Extract the whole listing as it stands. Do not include the pictures.

----- Rows

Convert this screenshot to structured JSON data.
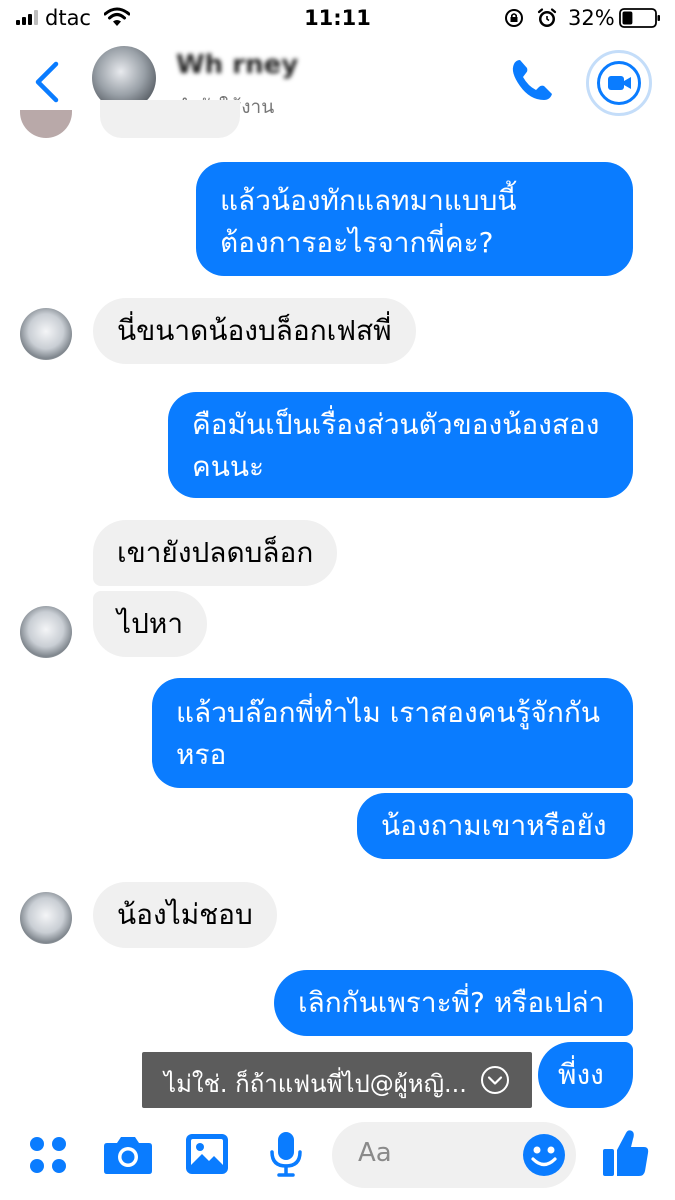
{
  "status_bar": {
    "carrier": "dtac",
    "time": "11:11",
    "battery_percent": "32%",
    "battery_level": 0.32
  },
  "header": {
    "contact_name": "Wh    rney",
    "contact_status": "กำลังใช้งาน"
  },
  "messages": [
    {
      "side": "out",
      "text": "แล้วน้องทักแลทมาแบบนี้\nต้องการอะไรจากพี่คะ?"
    },
    {
      "side": "in",
      "text": "นี่ขนาดน้องบล็อกเฟสพี่"
    },
    {
      "side": "out",
      "text": "คือมันเป็นเรื่องส่วนตัวของน้องสอง\nคนนะ"
    },
    {
      "side": "in",
      "text": "เขายังปลดบล็อก"
    },
    {
      "side": "in",
      "text": "ไปหา"
    },
    {
      "side": "out",
      "text": "แล้วบล๊อกพี่ทำไม เราสองคนรู้จักกัน\nหรอ"
    },
    {
      "side": "out",
      "text": "น้องถามเขาหรือยัง"
    },
    {
      "side": "in",
      "text": "น้องไม่ชอบ"
    },
    {
      "side": "out",
      "text": "เลิกกันเพราะพี่? หรือเปล่า"
    },
    {
      "side": "out",
      "text": "พี่งง"
    }
  ],
  "reply_preview": "ไม่ใช่. ก็ถ้าแฟนพี่ไป@ผู้หญิ...",
  "composer": {
    "placeholder": "Aa"
  },
  "colors": {
    "accent": "#0a7cff",
    "incoming_bubble": "#f0f0f0",
    "reply_bar": "#5c5c5c"
  },
  "icons": [
    "apps-icon",
    "camera-icon",
    "gallery-icon",
    "microphone-icon",
    "emoji-icon",
    "thumbs-up-icon",
    "phone-icon",
    "video-icon",
    "back-chevron-icon"
  ]
}
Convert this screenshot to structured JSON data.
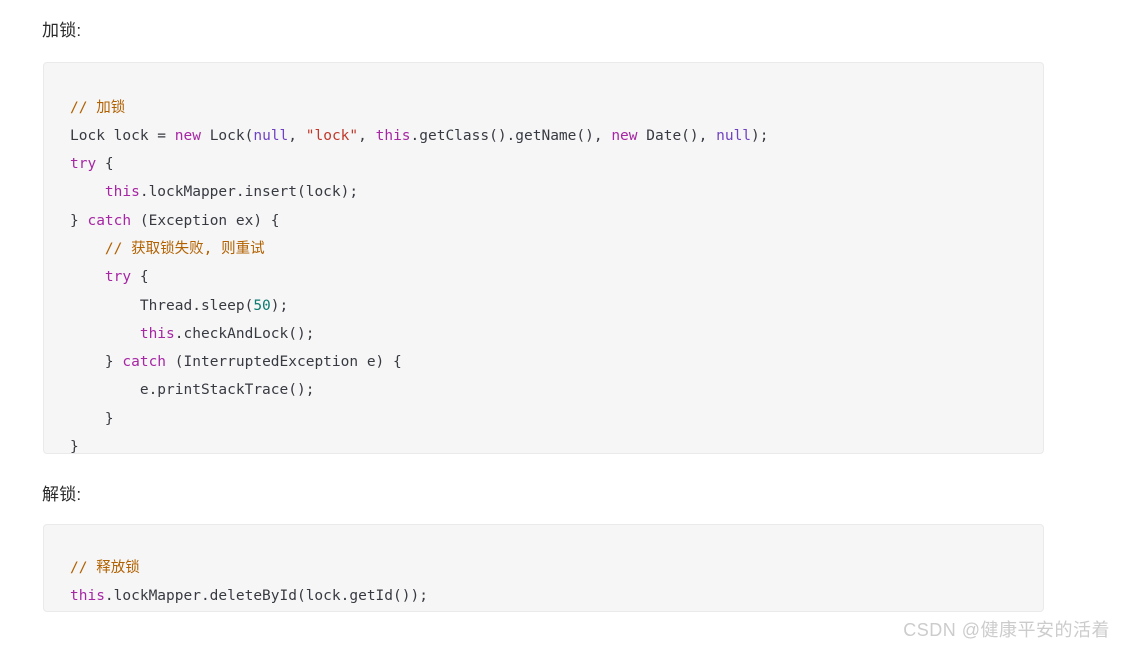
{
  "sections": {
    "lock": {
      "label": "加锁:",
      "code_lines": [
        [
          {
            "t": "// 加锁",
            "c": "comment"
          }
        ],
        [
          {
            "t": "Lock lock = ",
            "c": "plain"
          },
          {
            "t": "new",
            "c": "keyword"
          },
          {
            "t": " Lock(",
            "c": "plain"
          },
          {
            "t": "null",
            "c": "const"
          },
          {
            "t": ", ",
            "c": "plain"
          },
          {
            "t": "\"lock\"",
            "c": "string"
          },
          {
            "t": ", ",
            "c": "plain"
          },
          {
            "t": "this",
            "c": "keyword"
          },
          {
            "t": ".getClass().getName(), ",
            "c": "plain"
          },
          {
            "t": "new",
            "c": "keyword"
          },
          {
            "t": " Date(), ",
            "c": "plain"
          },
          {
            "t": "null",
            "c": "const"
          },
          {
            "t": ");",
            "c": "plain"
          }
        ],
        [
          {
            "t": "try",
            "c": "keyword"
          },
          {
            "t": " {",
            "c": "plain"
          }
        ],
        [
          {
            "t": "    ",
            "c": "plain"
          },
          {
            "t": "this",
            "c": "keyword"
          },
          {
            "t": ".lockMapper.insert(lock);",
            "c": "plain"
          }
        ],
        [
          {
            "t": "} ",
            "c": "plain"
          },
          {
            "t": "catch",
            "c": "keyword"
          },
          {
            "t": " (Exception ex) {",
            "c": "plain"
          }
        ],
        [
          {
            "t": "    ",
            "c": "plain"
          },
          {
            "t": "// 获取锁失败, 则重试",
            "c": "comment"
          }
        ],
        [
          {
            "t": "    ",
            "c": "plain"
          },
          {
            "t": "try",
            "c": "keyword"
          },
          {
            "t": " {",
            "c": "plain"
          }
        ],
        [
          {
            "t": "        Thread.sleep(",
            "c": "plain"
          },
          {
            "t": "50",
            "c": "number"
          },
          {
            "t": ");",
            "c": "plain"
          }
        ],
        [
          {
            "t": "        ",
            "c": "plain"
          },
          {
            "t": "this",
            "c": "keyword"
          },
          {
            "t": ".checkAndLock();",
            "c": "plain"
          }
        ],
        [
          {
            "t": "    } ",
            "c": "plain"
          },
          {
            "t": "catch",
            "c": "keyword"
          },
          {
            "t": " (InterruptedException e) {",
            "c": "plain"
          }
        ],
        [
          {
            "t": "        e.printStackTrace();",
            "c": "plain"
          }
        ],
        [
          {
            "t": "    }",
            "c": "plain"
          }
        ],
        [
          {
            "t": "}",
            "c": "plain"
          }
        ]
      ]
    },
    "unlock": {
      "label": "解锁:",
      "code_lines": [
        [
          {
            "t": "// 释放锁",
            "c": "comment"
          }
        ],
        [
          {
            "t": "this",
            "c": "keyword"
          },
          {
            "t": ".lockMapper.deleteById(lock.getId());",
            "c": "plain"
          }
        ]
      ]
    }
  },
  "watermark": {
    "text": "CSDN @健康平安的活着"
  },
  "colors": {
    "page_background": "#ffffff",
    "code_background": "#f6f6f6",
    "code_border": "#eaeaea",
    "text": "#383a42",
    "comment": "#b26100",
    "keyword": "#a626a4",
    "string": "#c0392b",
    "number": "#0c7a6e",
    "constant": "#6f42c1",
    "watermark": "#cccccc"
  }
}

----------

### Full solution:
Convert this screenshot to structured JSON data.
{
  "status_bar": {
    "carrier": "dtac",
    "time": "11:11",
    "battery_percent": "32%",
    "battery_level": 0.32
  },
  "header": {
    "contact_name": "Wh    rney",
    "contact_status": "กำลังใช้งาน"
  },
  "messages": [
    {
      "side": "out",
      "text": "แล้วน้องทักแลทมาแบบนี้\nต้องการอะไรจากพี่คะ?"
    },
    {
      "side": "in",
      "text": "นี่ขนาดน้องบล็อกเฟสพี่"
    },
    {
      "side": "out",
      "text": "คือมันเป็นเรื่องส่วนตัวของน้องสอง\nคนนะ"
    },
    {
      "side": "in",
      "text": "เขายังปลดบล็อก"
    },
    {
      "side": "in",
      "text": "ไปหา"
    },
    {
      "side": "out",
      "text": "แล้วบล๊อกพี่ทำไม เราสองคนรู้จักกัน\nหรอ"
    },
    {
      "side": "out",
      "text": "น้องถามเขาหรือยัง"
    },
    {
      "side": "in",
      "text": "น้องไม่ชอบ"
    },
    {
      "side": "out",
      "text": "เลิกกันเพราะพี่? หรือเปล่า"
    },
    {
      "side": "out",
      "text": "พี่งง"
    }
  ],
  "reply_preview": "ไม่ใช่. ก็ถ้าแฟนพี่ไป@ผู้หญิ...",
  "composer": {
    "placeholder": "Aa"
  },
  "colors": {
    "accent": "#0a7cff",
    "incoming_bubble": "#f0f0f0",
    "reply_bar": "#5c5c5c"
  },
  "icons": [
    "apps-icon",
    "camera-icon",
    "gallery-icon",
    "microphone-icon",
    "emoji-icon",
    "thumbs-up-icon",
    "phone-icon",
    "video-icon",
    "back-chevron-icon"
  ]
}
Convert this screenshot to structured JSON data.
{
  "sections": {
    "lock": {
      "label": "加锁:",
      "code_lines": [
        [
          {
            "t": "// 加锁",
            "c": "comment"
          }
        ],
        [
          {
            "t": "Lock lock = ",
            "c": "plain"
          },
          {
            "t": "new",
            "c": "keyword"
          },
          {
            "t": " Lock(",
            "c": "plain"
          },
          {
            "t": "null",
            "c": "const"
          },
          {
            "t": ", ",
            "c": "plain"
          },
          {
            "t": "\"lock\"",
            "c": "string"
          },
          {
            "t": ", ",
            "c": "plain"
          },
          {
            "t": "this",
            "c": "keyword"
          },
          {
            "t": ".getClass().getName(), ",
            "c": "plain"
          },
          {
            "t": "new",
            "c": "keyword"
          },
          {
            "t": " Date(), ",
            "c": "plain"
          },
          {
            "t": "null",
            "c": "const"
          },
          {
            "t": ");",
            "c": "plain"
          }
        ],
        [
          {
            "t": "try",
            "c": "keyword"
          },
          {
            "t": " {",
            "c": "plain"
          }
        ],
        [
          {
            "t": "    ",
            "c": "plain"
          },
          {
            "t": "this",
            "c": "keyword"
          },
          {
            "t": ".lockMapper.insert(lock);",
            "c": "plain"
          }
        ],
        [
          {
            "t": "} ",
            "c": "plain"
          },
          {
            "t": "catch",
            "c": "keyword"
          },
          {
            "t": " (Exception ex) {",
            "c": "plain"
          }
        ],
        [
          {
            "t": "    ",
            "c": "plain"
          },
          {
            "t": "// 获取锁失败, 则重试",
            "c": "comment"
          }
        ],
        [
          {
            "t": "    ",
            "c": "plain"
          },
          {
            "t": "try",
            "c": "keyword"
          },
          {
            "t": " {",
            "c": "plain"
          }
        ],
        [
          {
            "t": "        Thread.sleep(",
            "c": "plain"
          },
          {
            "t": "50",
            "c": "number"
          },
          {
            "t": ");",
            "c": "plain"
          }
        ],
        [
          {
            "t": "        ",
            "c": "plain"
          },
          {
            "t": "this",
            "c": "keyword"
          },
          {
            "t": ".checkAndLock();",
            "c": "plain"
          }
        ],
        [
          {
            "t": "    } ",
            "c": "plain"
          },
          {
            "t": "catch",
            "c": "keyword"
          },
          {
            "t": " (InterruptedException e) {",
            "c": "plain"
          }
        ],
        [
          {
            "t": "        e.printStackTrace();",
            "c": "plain"
          }
        ],
        [
          {
            "t": "    }",
            "c": "plain"
          }
        ],
        [
          {
            "t": "}",
            "c": "plain"
          }
        ]
      ]
    },
    "unlock": {
      "label": "解锁:",
      "code_lines": [
        [
          {
            "t": "// 释放锁",
            "c": "comment"
          }
        ],
        [
          {
            "t": "this",
            "c": "keyword"
          },
          {
            "t": ".lockMapper.deleteById(lock.getId());",
            "c": "plain"
          }
        ]
      ]
    }
  },
  "watermark": {
    "text": "CSDN @健康平安的活着"
  },
  "colors": {
    "page_background": "#ffffff",
    "code_background": "#f6f6f6",
    "code_border": "#eaeaea",
    "text": "#383a42",
    "comment": "#b26100",
    "keyword": "#a626a4",
    "string": "#c0392b",
    "number": "#0c7a6e",
    "constant": "#6f42c1",
    "watermark": "#cccccc"
  }
}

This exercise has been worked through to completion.